JOB A —
Copy the entries below verbatim, from the first line of the entries through the line containing "bar (439, 654, 453, 843)", including both of those lines.

SELECTED TEXT —
::::

Announcement

Collapse
No announcement yet.

The Great War and modern amnesia: Imperialism still coming home to r

Collapse
X
 
  • Filter
  • Time
  • Show
Clear All
new posts

  • The Great War and modern amnesia: Imperialism still coming home to r

    Twin Cities Daily Planet
    June 29 2014




    The Great War and modern amnesia: Imperialism still coming home to roost

    By Rich Broderick, Ground Zero

    Exactly 100 years ago, on the morning of June 28, 1914, the Archduke
    Franz Ferdinand of the Austro-Hungarian Empire and his wife Sophie
    were assassinated when two bullets were fired at them at close range.
    At the moment, the couple were riding through the streets of Sarajevo
    in an open car when the vehicle stalled while the driver attempted to
    turn around.

    The assassin, Gavrilo Princip, was one of a team of killers on the
    trail of the Archduke that day. All were Serb nationalists who laid
    claim to all regions of the Balkans inhabited by ethnic Serbs,
    including places that were part of the Austro-Hungarian Empire.
    Princip and the others were also members of a terrorist organization
    called the Black Hand founded by the head of Serbia's military
    intelligence.

    At the time, little was made of the killings. Virtually no one in the
    public sphere thought the event would lead to anything more
    cataclysmic than another round of fighting between Austria and Serbia.
    As we now know, of course, the assassinations precipitated a chain of
    events that, within six weeks, plunged Europe - and eventually the
    rest of the world - into the bloodiest conflict in history up to that
    time.

    The leading politicians, journalists and public intellectuals who did
    not foresee the outbreak of war were equally shortsighted about the
    course that war would take once it erupted. It was going to be short.

::::

DATASET EXCERPTS —

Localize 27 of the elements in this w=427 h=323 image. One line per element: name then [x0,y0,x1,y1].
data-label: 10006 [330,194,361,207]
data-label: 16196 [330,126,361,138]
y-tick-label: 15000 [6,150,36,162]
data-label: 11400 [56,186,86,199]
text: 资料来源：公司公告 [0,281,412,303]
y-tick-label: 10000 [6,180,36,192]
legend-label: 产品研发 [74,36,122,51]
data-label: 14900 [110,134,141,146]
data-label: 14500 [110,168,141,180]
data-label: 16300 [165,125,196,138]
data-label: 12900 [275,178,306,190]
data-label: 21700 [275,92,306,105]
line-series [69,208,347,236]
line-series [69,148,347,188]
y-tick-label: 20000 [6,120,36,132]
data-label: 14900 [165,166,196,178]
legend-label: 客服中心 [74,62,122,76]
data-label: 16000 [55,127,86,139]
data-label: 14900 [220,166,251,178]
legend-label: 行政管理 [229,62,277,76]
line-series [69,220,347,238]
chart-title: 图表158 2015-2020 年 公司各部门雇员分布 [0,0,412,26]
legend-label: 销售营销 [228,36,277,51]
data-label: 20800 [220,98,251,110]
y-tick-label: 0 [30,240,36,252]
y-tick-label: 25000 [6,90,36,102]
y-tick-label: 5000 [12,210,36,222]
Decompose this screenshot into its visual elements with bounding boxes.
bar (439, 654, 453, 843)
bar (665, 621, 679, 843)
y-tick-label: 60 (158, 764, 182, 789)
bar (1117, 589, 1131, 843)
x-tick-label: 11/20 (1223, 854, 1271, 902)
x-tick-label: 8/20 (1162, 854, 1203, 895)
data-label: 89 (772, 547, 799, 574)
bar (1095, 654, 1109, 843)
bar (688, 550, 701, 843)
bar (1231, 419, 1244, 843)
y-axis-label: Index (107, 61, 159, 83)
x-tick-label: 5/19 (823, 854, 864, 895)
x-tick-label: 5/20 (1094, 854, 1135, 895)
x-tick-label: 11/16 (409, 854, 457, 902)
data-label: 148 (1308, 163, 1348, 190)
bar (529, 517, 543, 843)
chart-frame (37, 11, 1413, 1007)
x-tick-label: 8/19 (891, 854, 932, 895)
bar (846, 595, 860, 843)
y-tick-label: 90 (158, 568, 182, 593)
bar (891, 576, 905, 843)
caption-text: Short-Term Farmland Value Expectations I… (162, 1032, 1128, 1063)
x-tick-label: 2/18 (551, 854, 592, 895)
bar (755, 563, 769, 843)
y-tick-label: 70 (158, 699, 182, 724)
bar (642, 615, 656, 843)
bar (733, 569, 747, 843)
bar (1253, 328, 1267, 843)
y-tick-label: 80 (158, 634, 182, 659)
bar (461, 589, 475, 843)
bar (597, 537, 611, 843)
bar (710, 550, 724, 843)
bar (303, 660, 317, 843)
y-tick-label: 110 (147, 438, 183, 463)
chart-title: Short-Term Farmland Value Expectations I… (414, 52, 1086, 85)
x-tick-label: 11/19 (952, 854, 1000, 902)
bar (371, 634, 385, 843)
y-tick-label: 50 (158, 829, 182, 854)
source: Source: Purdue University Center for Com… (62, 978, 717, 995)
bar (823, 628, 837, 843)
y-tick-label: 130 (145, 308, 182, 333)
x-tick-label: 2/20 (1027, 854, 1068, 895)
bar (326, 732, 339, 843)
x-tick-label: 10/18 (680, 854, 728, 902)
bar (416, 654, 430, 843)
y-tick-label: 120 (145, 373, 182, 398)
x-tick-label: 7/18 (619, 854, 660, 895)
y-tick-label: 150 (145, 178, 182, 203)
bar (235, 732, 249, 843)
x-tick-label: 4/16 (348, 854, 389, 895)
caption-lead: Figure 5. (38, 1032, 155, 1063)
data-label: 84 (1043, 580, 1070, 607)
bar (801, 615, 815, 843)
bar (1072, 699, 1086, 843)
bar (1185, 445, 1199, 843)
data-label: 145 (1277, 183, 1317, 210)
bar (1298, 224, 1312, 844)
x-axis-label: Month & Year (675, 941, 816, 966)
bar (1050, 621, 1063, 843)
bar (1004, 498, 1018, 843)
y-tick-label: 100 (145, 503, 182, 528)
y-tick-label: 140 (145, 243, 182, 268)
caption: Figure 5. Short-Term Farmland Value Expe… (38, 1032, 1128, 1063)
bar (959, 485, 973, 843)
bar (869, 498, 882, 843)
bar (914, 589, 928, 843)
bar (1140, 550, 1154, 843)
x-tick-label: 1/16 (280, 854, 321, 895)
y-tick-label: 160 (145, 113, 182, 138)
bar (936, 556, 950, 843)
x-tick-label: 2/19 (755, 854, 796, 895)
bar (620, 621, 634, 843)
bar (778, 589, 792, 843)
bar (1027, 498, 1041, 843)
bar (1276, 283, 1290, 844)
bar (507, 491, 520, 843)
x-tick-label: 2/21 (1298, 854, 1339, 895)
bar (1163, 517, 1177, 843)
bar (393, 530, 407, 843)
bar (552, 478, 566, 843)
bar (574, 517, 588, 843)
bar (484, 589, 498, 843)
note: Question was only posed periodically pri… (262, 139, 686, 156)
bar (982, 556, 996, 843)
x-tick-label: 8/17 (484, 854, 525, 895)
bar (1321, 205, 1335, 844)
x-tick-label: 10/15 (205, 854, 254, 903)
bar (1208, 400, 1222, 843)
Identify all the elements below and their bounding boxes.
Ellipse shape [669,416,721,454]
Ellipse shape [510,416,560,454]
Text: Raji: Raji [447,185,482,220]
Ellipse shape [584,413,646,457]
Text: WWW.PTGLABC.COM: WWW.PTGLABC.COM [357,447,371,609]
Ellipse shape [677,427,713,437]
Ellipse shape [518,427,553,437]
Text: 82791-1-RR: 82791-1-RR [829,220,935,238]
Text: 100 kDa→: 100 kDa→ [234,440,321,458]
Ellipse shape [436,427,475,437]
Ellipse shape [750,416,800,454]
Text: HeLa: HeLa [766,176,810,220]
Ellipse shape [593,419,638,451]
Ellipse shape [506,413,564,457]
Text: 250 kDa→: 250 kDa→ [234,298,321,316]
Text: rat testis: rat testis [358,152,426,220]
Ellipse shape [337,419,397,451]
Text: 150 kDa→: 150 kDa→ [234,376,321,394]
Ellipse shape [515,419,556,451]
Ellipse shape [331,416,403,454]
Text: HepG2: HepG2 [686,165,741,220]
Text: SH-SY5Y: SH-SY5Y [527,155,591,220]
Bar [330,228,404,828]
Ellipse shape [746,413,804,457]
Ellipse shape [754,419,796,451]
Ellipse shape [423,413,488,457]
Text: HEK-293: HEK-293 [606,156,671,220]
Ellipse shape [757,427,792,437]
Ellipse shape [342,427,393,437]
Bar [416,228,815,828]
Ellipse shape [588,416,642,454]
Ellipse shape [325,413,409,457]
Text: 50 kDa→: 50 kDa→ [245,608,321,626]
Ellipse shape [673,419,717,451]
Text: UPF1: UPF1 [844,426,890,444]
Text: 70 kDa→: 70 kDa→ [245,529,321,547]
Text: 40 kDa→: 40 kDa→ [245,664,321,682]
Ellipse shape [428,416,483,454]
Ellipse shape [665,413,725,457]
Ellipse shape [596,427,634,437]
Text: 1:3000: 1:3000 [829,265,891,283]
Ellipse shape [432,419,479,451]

::::

JOB B —
In the article on the Great War, who founded the Black Hand?

EXERCISE RESULT A —
Localize 27 of the elements in this w=427 h=323 image. One line per element: name then [x0,y0,x1,y1].
data-label: 10006 [330,194,361,207]
data-label: 16196 [330,126,361,138]
y-tick-label: 15000 [6,150,36,162]
data-label: 11400 [56,186,86,199]
text: 资料来源：公司公告 [0,281,412,303]
y-tick-label: 10000 [6,180,36,192]
legend-label: 产品研发 [74,36,122,51]
data-label: 14900 [110,134,141,146]
data-label: 14500 [110,168,141,180]
data-label: 16300 [165,125,196,138]
data-label: 12900 [275,178,306,190]
data-label: 21700 [275,92,306,105]
line-series [69,208,347,236]
line-series [69,148,347,188]
y-tick-label: 20000 [6,120,36,132]
data-label: 14900 [165,166,196,178]
legend-label: 客服中心 [74,62,122,76]
data-label: 16000 [55,127,86,139]
data-label: 14900 [220,166,251,178]
legend-label: 行政管理 [229,62,277,76]
line-series [69,220,347,238]
chart-title: 图表158 2015-2020 年 公司各部门雇员分布 [0,0,412,26]
legend-label: 销售营销 [228,36,277,51]
data-label: 20800 [220,98,251,110]
y-tick-label: 0 [30,240,36,252]
y-tick-label: 25000 [6,90,36,102]
y-tick-label: 5000 [12,210,36,222]
Decompose this screenshot into its visual elements with bounding boxes.
bar (439, 654, 453, 843)

EXERCISE RESULT B —
The head of Serbia's military intelligence.